# start of Materials provided

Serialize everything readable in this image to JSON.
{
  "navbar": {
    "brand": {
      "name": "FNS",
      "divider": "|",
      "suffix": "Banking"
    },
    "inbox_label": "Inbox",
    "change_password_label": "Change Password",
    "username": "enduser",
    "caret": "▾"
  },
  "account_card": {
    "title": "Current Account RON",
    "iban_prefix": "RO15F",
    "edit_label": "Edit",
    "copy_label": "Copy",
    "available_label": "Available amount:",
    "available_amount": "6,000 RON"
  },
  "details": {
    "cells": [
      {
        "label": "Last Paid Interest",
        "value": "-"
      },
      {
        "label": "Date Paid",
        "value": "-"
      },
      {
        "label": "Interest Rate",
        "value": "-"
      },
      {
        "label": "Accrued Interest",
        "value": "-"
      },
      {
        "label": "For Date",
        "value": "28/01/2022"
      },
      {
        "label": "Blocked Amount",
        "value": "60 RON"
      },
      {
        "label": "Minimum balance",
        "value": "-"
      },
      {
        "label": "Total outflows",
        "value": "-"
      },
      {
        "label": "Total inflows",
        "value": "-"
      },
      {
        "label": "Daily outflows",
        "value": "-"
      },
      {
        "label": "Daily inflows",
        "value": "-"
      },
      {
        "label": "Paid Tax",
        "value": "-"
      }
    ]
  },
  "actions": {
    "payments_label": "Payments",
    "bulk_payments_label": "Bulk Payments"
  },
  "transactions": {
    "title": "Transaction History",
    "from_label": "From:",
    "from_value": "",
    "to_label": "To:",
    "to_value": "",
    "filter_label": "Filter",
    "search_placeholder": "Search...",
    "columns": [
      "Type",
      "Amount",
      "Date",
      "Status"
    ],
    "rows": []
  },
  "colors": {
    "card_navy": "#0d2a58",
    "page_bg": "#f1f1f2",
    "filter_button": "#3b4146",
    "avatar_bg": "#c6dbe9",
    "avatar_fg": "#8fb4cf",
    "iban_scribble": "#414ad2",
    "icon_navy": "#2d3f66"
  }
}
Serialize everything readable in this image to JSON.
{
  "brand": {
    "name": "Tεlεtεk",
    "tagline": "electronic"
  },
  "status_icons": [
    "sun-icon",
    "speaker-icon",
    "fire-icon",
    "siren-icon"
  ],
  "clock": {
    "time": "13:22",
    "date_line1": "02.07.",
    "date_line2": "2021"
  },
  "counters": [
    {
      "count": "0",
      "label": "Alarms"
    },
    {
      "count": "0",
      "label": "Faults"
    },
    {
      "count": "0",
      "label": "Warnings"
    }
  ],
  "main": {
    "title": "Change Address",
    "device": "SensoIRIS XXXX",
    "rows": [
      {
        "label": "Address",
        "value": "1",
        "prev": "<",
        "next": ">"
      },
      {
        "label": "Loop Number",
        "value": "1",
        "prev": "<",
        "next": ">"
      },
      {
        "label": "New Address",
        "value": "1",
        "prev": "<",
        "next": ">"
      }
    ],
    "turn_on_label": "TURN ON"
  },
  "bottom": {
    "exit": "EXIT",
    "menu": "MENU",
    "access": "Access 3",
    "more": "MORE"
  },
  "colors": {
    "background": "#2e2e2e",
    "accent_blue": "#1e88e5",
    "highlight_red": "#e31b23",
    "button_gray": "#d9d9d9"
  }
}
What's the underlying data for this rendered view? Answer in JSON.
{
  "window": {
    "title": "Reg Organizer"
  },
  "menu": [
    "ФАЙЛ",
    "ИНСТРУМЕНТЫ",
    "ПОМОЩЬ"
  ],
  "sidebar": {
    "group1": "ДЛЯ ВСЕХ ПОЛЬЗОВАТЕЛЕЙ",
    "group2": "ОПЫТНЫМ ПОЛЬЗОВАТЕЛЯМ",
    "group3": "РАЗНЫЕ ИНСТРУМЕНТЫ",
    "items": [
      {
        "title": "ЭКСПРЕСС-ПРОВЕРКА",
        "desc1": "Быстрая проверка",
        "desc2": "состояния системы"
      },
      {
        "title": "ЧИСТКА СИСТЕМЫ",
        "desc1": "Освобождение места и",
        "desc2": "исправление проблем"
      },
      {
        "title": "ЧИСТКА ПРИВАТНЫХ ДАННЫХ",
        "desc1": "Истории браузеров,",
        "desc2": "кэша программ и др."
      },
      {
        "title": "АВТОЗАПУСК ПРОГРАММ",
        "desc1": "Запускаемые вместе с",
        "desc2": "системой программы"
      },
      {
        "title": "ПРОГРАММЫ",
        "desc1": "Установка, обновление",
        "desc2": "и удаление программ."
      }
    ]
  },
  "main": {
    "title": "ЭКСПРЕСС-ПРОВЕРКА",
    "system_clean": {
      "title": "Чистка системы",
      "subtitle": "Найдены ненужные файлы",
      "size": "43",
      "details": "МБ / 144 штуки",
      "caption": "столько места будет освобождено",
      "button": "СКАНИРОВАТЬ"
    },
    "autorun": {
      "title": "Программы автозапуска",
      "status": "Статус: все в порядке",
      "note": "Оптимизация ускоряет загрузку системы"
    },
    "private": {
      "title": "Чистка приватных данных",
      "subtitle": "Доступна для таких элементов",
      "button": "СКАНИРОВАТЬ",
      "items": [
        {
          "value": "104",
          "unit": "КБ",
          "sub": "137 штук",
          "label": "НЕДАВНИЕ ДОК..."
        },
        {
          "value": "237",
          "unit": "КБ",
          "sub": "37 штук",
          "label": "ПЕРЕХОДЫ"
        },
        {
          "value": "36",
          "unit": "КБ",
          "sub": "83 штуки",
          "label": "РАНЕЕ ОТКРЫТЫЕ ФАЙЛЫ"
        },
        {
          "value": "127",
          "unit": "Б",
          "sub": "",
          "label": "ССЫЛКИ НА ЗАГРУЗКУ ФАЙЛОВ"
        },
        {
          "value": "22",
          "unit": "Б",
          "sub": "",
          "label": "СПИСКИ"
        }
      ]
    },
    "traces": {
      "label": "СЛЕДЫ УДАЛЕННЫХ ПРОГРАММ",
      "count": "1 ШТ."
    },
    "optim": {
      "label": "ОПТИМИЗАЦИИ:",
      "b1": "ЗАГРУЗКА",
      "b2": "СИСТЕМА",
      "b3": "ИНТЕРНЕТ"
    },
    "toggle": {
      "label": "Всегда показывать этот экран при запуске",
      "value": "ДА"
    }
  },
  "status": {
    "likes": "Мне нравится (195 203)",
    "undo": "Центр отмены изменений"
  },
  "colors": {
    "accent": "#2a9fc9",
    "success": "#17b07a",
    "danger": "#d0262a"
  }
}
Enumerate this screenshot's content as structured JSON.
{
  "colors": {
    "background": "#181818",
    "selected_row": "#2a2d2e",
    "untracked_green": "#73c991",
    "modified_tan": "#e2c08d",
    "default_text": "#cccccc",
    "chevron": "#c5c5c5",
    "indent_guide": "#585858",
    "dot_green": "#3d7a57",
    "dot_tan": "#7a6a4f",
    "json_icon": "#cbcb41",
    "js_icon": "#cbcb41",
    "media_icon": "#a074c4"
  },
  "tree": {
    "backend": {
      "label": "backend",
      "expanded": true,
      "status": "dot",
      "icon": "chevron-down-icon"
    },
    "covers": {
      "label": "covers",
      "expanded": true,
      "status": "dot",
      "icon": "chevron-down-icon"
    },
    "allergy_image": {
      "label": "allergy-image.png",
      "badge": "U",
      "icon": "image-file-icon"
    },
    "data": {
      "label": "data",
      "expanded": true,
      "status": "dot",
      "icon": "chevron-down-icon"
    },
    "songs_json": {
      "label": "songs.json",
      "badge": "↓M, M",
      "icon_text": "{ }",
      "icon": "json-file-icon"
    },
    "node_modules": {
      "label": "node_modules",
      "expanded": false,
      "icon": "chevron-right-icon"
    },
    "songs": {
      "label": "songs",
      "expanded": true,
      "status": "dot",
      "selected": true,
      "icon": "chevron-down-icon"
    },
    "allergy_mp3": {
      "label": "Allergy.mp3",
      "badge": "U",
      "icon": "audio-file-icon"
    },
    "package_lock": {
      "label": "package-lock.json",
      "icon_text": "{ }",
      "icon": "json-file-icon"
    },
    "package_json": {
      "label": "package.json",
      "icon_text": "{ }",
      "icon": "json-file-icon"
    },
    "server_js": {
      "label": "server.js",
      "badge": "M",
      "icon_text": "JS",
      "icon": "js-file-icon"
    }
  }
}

# end of Materials provided

Directive: Pull out every line of the records above that contains the word "Interest".

The reply:
        "label": "Last Paid Interest",
        "label": "Interest Rate",
        "label": "Accrued Interest",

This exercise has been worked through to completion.